◆ Given data:

---*---

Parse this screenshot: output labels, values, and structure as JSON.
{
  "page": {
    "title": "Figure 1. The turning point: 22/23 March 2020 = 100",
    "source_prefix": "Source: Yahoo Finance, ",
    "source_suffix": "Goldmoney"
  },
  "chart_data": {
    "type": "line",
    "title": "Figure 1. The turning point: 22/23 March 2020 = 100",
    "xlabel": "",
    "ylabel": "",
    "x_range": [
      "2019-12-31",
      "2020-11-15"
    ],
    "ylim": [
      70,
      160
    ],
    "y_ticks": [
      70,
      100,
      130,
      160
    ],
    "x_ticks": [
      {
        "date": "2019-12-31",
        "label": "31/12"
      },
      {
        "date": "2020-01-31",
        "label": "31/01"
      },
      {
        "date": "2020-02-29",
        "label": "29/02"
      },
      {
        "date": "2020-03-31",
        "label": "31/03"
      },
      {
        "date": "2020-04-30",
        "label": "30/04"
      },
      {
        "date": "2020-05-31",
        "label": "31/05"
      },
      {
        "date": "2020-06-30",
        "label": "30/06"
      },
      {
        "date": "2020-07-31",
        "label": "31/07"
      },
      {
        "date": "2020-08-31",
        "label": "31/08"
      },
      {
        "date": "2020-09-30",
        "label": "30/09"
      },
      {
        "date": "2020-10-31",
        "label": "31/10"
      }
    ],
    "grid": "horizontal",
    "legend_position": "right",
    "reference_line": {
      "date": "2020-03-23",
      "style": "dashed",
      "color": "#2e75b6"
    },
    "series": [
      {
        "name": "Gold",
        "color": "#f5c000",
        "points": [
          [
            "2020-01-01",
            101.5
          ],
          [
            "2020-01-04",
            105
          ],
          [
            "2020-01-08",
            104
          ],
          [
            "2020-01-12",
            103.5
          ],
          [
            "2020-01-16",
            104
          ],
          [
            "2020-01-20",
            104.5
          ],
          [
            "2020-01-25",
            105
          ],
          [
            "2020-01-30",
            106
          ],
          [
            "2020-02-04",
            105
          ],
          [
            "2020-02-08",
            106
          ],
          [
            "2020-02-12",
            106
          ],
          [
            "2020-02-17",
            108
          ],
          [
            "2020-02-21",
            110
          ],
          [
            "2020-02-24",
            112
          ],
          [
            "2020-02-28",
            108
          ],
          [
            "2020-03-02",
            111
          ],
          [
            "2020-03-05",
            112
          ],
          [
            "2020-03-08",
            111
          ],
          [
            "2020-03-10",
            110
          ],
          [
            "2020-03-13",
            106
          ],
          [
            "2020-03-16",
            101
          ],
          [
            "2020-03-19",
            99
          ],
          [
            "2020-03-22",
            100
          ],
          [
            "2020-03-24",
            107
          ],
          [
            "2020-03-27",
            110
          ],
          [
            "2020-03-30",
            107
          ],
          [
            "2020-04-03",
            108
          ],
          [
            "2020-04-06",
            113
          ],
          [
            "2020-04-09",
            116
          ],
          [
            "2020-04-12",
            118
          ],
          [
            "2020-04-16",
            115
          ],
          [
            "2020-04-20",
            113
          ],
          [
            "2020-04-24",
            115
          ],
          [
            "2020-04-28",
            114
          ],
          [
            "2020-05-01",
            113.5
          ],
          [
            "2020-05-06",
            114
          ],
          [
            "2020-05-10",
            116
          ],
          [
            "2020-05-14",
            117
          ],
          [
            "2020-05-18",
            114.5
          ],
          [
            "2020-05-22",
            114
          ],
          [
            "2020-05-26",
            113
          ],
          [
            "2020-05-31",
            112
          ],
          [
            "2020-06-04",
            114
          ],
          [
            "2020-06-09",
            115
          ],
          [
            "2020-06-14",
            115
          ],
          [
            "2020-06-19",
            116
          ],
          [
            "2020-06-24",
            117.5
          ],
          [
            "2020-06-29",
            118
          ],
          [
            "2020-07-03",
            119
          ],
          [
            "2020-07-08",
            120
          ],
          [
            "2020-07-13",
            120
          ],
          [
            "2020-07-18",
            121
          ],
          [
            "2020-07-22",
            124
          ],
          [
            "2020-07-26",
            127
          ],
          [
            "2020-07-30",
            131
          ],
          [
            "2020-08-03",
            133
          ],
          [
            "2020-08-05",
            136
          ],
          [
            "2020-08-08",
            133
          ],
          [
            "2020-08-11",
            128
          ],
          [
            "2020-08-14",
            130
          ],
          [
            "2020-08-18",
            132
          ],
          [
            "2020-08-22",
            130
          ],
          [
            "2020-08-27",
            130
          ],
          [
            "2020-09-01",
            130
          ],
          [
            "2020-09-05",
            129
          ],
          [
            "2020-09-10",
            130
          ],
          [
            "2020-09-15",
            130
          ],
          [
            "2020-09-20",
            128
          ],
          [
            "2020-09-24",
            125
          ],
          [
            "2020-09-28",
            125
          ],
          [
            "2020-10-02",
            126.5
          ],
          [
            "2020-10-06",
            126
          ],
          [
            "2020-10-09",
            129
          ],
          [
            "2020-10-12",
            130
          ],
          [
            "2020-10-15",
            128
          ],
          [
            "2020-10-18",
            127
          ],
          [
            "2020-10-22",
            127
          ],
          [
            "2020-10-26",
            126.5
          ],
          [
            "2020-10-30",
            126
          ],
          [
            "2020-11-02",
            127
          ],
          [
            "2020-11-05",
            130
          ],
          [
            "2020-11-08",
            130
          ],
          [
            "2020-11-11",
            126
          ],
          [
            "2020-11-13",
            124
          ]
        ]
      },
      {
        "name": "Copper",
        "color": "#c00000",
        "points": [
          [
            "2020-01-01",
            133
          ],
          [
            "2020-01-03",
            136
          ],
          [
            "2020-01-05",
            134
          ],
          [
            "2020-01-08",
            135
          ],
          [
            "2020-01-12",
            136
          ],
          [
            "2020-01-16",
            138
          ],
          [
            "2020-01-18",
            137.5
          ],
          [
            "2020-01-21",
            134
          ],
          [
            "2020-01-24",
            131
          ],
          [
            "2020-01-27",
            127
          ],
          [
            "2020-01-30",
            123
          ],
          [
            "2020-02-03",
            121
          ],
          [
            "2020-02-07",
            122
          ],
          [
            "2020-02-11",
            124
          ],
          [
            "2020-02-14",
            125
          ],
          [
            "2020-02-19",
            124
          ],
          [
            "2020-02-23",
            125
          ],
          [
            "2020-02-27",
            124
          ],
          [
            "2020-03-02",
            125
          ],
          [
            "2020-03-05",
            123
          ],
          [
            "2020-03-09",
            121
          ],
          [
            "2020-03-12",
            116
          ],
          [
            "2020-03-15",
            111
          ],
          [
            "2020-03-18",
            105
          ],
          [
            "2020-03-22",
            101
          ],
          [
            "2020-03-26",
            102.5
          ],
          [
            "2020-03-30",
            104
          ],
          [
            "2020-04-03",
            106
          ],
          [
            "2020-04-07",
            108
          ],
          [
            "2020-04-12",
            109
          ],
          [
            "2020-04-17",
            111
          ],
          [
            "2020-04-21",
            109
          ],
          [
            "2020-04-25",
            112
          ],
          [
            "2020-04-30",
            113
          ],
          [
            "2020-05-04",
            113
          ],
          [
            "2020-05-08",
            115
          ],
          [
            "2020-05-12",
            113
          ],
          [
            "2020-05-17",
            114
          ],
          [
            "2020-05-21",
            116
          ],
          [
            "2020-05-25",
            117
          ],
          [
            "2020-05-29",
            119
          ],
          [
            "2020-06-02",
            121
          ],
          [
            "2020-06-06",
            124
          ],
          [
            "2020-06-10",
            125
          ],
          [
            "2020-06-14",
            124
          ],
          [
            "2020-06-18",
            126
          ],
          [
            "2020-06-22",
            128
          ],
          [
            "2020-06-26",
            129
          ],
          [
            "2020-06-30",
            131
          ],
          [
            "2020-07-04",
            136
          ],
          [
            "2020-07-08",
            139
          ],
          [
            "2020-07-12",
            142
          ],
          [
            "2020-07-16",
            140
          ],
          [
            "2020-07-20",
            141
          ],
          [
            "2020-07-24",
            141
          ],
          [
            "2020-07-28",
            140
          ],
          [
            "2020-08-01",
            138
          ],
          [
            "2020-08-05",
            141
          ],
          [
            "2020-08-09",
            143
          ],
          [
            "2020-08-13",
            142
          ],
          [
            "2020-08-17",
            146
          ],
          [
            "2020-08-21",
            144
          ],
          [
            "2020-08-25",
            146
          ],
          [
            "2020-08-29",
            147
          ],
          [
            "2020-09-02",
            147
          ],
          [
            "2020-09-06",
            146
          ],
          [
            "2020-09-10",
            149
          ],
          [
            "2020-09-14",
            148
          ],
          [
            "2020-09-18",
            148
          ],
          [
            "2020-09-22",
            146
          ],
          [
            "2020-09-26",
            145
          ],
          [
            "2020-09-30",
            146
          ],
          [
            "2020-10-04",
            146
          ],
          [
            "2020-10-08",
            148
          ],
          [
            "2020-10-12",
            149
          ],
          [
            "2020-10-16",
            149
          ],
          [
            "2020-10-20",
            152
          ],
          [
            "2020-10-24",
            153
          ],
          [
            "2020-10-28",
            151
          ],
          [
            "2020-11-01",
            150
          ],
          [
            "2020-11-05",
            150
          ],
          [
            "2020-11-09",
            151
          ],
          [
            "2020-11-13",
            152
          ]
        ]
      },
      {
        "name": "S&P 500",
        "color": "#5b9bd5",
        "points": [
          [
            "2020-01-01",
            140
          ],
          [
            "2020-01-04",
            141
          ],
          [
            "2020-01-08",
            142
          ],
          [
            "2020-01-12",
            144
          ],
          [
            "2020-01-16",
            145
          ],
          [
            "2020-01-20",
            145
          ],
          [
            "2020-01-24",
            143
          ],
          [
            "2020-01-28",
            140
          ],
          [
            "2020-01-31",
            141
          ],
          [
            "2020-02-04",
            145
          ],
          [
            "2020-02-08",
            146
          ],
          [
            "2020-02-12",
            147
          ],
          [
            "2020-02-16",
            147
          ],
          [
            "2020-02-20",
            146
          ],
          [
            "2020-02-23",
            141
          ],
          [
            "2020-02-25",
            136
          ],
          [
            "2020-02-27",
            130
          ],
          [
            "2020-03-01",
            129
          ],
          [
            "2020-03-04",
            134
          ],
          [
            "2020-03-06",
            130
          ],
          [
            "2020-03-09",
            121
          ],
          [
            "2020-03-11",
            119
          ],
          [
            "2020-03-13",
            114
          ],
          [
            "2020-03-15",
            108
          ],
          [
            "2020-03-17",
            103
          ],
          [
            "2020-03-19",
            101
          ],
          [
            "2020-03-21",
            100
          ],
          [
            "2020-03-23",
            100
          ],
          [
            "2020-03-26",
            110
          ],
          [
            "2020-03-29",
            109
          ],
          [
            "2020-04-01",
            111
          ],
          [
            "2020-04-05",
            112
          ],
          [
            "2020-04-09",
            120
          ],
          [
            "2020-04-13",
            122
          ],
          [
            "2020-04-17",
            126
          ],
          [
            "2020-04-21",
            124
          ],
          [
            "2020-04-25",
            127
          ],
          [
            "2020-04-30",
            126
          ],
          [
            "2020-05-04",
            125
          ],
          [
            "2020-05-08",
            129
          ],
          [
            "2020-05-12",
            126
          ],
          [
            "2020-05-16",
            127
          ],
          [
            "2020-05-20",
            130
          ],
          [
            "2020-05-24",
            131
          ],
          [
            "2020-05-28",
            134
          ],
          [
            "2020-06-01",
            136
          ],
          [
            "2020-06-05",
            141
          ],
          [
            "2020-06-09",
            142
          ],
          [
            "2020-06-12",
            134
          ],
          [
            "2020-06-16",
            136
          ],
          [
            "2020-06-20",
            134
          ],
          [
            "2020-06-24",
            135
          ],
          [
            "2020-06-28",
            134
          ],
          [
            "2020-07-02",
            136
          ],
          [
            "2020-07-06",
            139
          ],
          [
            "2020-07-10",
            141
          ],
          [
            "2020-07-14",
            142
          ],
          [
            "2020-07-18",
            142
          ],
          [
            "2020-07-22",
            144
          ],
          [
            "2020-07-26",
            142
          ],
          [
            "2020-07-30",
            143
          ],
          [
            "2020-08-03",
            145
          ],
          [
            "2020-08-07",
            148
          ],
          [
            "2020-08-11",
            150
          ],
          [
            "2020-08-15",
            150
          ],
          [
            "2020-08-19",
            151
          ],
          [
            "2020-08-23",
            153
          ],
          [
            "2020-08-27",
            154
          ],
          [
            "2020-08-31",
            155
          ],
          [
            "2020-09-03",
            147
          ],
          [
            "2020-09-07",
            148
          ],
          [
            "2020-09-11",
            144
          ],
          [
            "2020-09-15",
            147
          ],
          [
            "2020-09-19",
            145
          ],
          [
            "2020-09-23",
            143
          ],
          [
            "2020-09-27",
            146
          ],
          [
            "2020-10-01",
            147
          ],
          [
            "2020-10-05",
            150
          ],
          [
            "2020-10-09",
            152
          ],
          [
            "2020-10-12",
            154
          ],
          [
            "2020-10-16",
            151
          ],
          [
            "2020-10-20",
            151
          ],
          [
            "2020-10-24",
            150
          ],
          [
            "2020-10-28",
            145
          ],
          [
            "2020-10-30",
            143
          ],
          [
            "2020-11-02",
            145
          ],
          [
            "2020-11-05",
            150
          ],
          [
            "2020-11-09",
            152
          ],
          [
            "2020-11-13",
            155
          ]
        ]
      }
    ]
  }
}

---*---

◆ Work instructions:
In the data above, tally the lines holding "color" and answer with the figure only.

◆ Completed exercise:
4